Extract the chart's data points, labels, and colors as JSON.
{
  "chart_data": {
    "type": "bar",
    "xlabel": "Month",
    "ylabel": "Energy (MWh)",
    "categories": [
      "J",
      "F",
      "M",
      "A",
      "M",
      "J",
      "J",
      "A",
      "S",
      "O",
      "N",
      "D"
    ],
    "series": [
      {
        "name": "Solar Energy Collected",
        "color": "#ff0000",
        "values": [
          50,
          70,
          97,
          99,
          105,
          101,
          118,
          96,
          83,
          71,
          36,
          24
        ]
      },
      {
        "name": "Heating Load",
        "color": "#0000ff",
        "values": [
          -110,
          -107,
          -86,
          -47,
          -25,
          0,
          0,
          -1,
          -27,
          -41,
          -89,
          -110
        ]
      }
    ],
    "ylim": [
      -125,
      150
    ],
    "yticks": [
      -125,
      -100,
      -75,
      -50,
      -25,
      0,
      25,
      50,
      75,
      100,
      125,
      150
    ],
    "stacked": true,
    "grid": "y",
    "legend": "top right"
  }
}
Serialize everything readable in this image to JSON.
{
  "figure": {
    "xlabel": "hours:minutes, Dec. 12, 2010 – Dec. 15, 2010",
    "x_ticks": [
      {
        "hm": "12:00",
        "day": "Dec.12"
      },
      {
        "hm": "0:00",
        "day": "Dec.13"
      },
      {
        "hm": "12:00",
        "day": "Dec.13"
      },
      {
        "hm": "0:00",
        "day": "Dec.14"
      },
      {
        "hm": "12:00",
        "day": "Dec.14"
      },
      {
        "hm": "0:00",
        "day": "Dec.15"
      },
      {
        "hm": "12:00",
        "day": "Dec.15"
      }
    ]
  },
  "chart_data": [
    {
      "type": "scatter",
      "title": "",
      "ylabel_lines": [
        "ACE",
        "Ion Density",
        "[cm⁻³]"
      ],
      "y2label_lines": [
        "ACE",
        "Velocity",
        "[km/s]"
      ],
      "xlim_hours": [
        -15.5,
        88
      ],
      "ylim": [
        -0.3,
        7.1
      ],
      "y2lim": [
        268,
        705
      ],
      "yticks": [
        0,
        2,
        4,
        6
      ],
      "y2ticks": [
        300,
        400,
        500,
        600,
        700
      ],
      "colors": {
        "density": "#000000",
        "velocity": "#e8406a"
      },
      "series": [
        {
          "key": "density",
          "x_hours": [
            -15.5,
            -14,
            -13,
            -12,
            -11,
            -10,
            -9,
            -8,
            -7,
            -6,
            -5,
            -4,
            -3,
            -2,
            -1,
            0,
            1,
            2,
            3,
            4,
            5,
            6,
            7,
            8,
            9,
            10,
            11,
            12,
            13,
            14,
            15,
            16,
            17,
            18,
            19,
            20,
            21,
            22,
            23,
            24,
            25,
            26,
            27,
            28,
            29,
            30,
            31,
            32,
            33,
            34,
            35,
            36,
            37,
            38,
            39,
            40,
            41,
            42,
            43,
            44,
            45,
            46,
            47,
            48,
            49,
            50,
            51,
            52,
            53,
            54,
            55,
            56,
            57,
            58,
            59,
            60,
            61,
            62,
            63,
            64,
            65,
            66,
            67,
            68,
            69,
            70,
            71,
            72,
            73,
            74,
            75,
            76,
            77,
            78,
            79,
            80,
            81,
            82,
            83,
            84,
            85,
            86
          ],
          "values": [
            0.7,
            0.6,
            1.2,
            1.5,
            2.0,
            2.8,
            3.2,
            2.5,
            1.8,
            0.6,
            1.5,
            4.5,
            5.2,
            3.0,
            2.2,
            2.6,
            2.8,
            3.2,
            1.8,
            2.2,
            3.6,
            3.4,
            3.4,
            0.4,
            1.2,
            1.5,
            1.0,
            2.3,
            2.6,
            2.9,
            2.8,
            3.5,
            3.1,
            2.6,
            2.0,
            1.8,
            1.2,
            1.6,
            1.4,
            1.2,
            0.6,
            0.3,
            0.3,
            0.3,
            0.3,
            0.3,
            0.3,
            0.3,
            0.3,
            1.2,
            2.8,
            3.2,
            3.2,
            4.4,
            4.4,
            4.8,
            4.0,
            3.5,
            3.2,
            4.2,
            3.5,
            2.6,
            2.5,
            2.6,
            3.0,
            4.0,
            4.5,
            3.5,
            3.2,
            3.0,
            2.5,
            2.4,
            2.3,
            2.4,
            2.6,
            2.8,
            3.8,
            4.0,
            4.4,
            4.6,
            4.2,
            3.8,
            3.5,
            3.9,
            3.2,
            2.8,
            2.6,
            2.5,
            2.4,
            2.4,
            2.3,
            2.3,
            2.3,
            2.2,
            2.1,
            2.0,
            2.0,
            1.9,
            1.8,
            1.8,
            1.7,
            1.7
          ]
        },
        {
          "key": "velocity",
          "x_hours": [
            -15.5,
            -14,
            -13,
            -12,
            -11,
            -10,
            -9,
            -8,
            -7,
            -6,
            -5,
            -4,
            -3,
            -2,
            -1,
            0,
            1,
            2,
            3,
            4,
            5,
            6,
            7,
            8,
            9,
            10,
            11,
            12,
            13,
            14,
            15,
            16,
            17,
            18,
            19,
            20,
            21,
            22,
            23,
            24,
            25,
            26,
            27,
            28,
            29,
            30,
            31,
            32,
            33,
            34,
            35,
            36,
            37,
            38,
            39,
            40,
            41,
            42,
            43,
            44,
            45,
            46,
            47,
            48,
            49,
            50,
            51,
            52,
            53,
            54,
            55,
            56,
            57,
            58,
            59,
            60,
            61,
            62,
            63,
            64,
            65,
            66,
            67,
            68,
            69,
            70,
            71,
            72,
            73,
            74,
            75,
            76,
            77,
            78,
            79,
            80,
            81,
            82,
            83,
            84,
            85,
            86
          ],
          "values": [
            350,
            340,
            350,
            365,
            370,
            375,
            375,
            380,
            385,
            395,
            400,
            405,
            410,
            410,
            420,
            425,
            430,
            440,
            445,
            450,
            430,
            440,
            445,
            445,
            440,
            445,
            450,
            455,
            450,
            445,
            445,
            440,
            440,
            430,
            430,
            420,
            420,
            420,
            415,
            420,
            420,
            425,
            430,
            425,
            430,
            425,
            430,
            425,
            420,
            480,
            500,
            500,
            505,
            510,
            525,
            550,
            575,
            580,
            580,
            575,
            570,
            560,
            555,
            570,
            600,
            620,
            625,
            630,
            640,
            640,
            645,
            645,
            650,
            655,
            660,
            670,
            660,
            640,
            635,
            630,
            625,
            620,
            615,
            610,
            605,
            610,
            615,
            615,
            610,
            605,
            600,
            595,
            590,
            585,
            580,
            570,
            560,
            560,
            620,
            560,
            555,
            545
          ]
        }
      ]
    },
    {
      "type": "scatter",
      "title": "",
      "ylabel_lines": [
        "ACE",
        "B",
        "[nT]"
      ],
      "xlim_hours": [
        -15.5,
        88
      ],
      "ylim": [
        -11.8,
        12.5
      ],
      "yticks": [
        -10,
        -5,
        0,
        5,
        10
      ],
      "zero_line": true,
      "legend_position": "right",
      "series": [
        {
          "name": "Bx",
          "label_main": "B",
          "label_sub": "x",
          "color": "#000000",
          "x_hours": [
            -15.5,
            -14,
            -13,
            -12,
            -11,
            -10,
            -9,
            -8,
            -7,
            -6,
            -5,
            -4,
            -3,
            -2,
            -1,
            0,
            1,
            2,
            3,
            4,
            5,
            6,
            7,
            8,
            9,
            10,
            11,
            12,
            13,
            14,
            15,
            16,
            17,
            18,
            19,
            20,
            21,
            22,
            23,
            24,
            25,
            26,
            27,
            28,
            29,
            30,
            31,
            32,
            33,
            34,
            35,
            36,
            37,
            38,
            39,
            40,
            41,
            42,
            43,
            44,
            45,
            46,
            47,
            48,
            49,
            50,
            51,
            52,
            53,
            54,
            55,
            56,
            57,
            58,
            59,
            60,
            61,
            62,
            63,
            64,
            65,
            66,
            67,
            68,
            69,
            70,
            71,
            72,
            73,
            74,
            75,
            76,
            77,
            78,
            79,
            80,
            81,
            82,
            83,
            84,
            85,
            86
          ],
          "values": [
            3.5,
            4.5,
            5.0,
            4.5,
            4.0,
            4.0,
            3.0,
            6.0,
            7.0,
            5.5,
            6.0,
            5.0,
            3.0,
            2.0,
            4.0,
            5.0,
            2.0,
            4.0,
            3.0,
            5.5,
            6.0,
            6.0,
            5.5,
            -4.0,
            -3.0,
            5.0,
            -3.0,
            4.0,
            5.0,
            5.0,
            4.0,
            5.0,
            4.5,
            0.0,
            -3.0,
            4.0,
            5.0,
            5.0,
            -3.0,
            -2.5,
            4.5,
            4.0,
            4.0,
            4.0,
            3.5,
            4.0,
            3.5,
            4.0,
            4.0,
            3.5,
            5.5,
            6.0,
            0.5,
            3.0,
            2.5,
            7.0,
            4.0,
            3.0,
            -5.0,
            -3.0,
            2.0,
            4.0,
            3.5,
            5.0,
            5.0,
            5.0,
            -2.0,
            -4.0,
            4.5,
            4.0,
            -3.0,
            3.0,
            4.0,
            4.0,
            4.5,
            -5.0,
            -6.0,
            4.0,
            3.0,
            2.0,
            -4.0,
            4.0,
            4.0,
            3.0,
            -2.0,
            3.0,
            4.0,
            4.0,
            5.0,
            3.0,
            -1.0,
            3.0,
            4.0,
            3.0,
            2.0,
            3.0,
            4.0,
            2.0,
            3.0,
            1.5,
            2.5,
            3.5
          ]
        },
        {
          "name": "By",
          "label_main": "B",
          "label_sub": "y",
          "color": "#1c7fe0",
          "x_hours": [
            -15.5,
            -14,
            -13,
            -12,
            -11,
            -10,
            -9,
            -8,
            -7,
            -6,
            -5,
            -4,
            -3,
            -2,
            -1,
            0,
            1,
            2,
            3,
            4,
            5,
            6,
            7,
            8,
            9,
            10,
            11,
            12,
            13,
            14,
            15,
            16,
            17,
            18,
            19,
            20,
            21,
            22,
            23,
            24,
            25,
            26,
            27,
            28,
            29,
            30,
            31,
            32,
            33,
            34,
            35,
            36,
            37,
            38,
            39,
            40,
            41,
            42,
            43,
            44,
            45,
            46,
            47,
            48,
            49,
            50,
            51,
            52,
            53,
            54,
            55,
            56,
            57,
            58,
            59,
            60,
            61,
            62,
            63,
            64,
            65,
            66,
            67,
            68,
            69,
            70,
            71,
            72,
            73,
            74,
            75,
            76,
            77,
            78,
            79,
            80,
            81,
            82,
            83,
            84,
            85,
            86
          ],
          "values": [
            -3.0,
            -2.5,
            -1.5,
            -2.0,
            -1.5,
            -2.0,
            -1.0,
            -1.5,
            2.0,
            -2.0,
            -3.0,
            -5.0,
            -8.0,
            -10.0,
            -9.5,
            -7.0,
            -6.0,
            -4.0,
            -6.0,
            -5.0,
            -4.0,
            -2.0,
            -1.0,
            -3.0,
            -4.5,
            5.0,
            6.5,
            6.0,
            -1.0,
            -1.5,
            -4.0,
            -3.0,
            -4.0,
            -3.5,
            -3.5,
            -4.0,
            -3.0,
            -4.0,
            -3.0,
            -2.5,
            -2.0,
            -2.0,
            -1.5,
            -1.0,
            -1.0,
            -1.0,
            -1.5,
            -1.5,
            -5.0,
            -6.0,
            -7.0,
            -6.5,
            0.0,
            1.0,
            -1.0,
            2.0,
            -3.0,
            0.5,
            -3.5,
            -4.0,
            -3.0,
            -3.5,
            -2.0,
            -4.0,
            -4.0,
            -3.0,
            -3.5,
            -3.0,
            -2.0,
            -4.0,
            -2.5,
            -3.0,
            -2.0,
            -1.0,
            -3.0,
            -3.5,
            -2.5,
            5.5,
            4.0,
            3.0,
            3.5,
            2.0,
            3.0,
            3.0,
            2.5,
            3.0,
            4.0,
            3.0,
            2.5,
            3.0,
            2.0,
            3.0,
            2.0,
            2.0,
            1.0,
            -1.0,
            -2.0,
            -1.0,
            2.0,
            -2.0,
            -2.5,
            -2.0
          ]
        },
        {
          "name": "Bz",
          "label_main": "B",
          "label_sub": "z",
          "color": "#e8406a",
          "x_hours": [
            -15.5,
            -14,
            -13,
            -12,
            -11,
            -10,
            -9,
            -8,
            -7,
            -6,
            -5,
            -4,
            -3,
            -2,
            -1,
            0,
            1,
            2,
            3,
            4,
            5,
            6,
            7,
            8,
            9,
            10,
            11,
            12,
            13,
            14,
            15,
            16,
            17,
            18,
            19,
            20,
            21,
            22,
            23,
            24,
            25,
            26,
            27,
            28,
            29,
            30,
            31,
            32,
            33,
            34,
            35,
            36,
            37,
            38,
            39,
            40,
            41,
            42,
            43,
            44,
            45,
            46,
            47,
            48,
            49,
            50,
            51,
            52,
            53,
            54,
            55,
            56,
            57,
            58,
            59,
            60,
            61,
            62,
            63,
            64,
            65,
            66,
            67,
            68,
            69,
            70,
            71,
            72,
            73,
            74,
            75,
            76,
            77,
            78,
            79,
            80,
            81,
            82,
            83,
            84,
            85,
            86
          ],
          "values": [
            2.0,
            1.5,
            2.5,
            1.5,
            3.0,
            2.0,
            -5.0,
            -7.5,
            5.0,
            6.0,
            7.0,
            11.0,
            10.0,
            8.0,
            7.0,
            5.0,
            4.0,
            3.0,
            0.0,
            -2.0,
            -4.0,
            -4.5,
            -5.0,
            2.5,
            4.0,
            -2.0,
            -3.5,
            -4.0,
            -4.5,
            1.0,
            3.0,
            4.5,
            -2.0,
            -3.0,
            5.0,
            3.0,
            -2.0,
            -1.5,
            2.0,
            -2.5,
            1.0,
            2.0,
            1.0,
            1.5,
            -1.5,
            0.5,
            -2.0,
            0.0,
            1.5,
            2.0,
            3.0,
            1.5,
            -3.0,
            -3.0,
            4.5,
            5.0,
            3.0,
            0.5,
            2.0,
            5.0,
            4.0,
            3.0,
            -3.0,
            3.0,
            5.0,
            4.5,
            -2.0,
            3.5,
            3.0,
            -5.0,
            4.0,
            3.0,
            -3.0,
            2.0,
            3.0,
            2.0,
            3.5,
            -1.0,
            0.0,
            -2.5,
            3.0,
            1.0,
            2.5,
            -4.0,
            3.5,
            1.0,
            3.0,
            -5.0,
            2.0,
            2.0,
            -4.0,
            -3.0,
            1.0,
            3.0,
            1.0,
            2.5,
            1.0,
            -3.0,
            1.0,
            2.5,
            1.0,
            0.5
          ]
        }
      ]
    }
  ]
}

────────────────

## Instructions for the task
For the entries shown above, give the number of lines that include the word "Energy", without any other text.

## Problem solution
2